Dataset records -
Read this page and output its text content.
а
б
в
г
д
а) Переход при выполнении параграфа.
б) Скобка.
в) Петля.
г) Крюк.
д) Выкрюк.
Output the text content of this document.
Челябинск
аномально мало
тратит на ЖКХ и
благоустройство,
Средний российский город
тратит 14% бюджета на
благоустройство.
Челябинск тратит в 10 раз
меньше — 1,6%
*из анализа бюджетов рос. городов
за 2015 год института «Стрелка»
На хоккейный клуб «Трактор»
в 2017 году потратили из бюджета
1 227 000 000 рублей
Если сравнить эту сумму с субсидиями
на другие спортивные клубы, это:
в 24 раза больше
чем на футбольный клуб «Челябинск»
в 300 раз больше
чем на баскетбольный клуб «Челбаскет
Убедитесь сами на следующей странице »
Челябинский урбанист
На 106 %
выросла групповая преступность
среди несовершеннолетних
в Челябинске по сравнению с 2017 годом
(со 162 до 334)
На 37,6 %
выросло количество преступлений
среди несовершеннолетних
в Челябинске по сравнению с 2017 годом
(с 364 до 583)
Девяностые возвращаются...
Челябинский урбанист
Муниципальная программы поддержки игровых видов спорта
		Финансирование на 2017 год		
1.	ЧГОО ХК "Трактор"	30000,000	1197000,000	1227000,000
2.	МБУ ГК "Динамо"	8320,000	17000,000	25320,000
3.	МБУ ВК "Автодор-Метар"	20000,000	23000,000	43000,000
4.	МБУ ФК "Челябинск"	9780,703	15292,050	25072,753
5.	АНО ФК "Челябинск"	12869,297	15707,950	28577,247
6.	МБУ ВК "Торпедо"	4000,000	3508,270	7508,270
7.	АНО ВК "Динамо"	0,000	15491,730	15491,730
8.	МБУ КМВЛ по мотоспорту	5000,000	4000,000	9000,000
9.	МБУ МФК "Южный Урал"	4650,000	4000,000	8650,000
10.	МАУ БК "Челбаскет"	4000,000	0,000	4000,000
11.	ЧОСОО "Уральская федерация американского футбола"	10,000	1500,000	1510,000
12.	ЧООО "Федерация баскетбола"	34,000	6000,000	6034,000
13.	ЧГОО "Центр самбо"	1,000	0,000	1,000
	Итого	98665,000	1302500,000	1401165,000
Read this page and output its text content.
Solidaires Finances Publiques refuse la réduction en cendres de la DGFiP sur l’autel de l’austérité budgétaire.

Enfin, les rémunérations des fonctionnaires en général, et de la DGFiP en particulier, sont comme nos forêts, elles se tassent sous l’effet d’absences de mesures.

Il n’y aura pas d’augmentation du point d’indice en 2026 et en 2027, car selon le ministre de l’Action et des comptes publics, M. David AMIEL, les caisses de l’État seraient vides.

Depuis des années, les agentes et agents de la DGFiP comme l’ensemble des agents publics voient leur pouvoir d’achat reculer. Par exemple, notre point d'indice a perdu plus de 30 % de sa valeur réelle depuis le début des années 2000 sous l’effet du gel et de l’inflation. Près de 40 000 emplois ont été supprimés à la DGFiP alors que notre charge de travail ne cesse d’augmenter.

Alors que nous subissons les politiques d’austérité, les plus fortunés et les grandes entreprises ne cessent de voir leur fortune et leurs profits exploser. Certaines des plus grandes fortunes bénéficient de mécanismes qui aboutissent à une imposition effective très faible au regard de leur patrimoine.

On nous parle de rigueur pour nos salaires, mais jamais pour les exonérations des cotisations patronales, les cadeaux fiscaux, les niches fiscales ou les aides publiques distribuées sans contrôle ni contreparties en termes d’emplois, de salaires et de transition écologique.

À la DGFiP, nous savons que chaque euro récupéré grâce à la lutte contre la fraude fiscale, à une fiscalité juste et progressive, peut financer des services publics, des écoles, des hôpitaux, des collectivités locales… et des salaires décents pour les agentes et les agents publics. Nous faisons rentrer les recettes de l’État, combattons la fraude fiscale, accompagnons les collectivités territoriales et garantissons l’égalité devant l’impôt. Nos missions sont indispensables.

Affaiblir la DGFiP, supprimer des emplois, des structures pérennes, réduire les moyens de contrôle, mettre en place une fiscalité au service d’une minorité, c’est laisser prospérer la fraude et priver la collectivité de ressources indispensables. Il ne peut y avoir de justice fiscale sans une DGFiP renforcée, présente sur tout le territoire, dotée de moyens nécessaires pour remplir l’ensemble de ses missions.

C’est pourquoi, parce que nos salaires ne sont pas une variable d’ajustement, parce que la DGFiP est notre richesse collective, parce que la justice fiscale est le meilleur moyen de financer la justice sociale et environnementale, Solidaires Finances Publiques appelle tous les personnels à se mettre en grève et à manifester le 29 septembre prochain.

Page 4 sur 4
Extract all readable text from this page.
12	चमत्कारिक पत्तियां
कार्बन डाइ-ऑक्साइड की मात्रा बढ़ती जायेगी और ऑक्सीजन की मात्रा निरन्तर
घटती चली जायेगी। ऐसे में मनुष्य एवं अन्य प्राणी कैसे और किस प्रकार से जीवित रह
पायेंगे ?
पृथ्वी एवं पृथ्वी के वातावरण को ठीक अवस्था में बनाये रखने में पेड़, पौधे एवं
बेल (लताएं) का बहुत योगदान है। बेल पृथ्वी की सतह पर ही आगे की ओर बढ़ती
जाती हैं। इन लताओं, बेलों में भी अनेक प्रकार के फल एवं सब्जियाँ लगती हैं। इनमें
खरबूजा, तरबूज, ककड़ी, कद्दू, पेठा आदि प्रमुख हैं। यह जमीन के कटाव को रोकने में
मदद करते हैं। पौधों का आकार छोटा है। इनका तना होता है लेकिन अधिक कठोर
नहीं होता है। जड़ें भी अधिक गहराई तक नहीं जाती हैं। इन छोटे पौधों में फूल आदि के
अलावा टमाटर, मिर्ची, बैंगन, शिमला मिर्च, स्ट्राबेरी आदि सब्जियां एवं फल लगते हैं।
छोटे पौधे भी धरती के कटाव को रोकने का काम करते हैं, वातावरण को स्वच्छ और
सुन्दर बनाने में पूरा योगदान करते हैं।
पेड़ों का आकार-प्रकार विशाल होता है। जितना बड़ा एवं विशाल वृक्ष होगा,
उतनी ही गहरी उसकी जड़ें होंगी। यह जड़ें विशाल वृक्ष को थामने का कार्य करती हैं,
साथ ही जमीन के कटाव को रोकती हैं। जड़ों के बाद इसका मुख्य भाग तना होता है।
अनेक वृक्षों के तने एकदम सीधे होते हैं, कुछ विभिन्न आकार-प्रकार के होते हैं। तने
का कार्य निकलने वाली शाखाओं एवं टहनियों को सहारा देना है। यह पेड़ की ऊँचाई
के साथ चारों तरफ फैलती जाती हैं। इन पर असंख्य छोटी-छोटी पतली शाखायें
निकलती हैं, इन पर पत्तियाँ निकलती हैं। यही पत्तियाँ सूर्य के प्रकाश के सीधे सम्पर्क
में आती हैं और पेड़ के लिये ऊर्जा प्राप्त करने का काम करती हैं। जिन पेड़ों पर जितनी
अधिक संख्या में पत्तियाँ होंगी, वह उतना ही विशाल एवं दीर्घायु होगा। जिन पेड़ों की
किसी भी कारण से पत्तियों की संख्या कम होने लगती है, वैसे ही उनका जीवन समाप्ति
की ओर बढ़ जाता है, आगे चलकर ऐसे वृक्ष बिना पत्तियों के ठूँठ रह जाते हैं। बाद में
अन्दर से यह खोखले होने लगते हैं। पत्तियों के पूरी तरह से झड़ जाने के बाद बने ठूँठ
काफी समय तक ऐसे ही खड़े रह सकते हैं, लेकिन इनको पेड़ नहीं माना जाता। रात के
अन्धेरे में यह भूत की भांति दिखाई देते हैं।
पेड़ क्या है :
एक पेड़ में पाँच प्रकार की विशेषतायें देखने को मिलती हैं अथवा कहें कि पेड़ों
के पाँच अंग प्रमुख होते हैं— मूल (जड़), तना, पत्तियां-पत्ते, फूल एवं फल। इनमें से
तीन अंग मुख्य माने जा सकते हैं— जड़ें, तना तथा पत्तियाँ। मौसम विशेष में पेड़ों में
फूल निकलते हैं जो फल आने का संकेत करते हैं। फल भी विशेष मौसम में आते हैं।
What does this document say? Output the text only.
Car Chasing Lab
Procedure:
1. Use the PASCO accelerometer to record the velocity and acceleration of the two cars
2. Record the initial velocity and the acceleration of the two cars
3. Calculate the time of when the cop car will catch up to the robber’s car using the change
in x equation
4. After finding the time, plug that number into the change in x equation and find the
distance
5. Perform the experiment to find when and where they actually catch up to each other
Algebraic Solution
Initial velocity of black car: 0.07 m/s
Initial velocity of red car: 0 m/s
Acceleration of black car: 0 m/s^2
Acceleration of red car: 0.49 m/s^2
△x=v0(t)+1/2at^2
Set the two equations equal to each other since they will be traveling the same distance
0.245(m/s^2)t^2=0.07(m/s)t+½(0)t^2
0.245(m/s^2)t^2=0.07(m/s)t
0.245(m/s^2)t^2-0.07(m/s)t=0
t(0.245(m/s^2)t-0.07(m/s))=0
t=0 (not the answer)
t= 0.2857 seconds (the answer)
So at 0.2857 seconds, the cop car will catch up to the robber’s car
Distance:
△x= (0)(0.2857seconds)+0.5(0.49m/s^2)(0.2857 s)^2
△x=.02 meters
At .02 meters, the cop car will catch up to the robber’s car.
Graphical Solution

What is required - Identify the lines in the entries above that contain "black", then copy them out.

Task solution -
Initial velocity of black car: 0.07 m/s
Acceleration of black car: 0 m/s^2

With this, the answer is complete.